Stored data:
****************************************
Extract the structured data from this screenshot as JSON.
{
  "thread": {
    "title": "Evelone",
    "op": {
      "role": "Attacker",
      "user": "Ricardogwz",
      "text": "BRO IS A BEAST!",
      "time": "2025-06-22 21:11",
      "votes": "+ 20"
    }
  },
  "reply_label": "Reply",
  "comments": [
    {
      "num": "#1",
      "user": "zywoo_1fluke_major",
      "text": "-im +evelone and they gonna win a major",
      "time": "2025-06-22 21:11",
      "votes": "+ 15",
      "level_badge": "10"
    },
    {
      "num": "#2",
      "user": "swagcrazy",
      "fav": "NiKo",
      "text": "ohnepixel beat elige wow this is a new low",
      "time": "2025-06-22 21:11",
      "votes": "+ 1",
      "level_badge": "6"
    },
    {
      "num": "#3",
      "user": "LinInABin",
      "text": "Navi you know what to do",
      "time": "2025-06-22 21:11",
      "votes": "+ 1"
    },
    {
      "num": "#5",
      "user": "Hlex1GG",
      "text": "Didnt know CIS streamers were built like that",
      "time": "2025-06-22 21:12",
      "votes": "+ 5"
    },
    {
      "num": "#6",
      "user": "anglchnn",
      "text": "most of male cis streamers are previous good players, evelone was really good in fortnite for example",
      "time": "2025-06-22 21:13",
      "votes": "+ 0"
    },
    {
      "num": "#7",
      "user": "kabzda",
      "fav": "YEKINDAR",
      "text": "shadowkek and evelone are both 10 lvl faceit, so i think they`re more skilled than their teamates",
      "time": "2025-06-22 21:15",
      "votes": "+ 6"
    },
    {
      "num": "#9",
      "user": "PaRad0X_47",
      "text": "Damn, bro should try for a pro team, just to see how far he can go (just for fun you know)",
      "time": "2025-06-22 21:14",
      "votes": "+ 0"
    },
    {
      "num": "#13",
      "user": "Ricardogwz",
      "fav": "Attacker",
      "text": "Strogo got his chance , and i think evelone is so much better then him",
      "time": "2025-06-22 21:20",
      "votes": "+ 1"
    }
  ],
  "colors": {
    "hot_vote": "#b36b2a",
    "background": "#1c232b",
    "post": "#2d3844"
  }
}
****************************************
- _Request_:
Look through the records above and report how many lines hold the word "know", giving only the number.

- _Answer for the task_:
3